(Collected data entries)
################

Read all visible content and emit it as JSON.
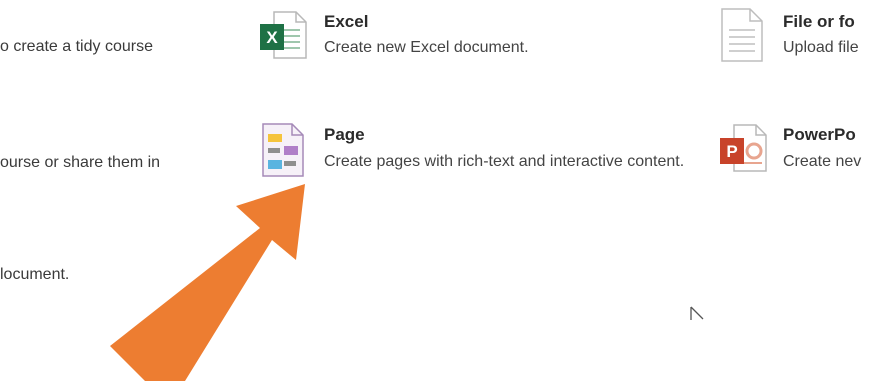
{
  "left_column": {
    "line1": "o create a tidy course",
    "line2": "ourse or share them in",
    "line3": "locument."
  },
  "tiles": {
    "excel": {
      "icon": "excel-icon",
      "title": "Excel",
      "description": "Create new Excel document."
    },
    "page": {
      "icon": "page-icon",
      "title": "Page",
      "description": "Create pages with rich-text and interactive content."
    },
    "file": {
      "icon": "file-icon",
      "title": "File or fo",
      "description": "Upload file"
    },
    "powerpoint": {
      "icon": "powerpoint-icon",
      "title": "PowerPo",
      "description": "Create nev"
    }
  },
  "colors": {
    "excel_green": "#1e7145",
    "powerpoint_red": "#c8432a",
    "arrow_orange": "#ed7d31",
    "text": "#3a3a3a"
  },
  "overlay": {
    "arrow_icon": "orange-arrow-icon",
    "cursor_icon": "mouse-cursor-icon"
  }
}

################

Of the lines in the material, how many include "title"? Respond with the number alone.

4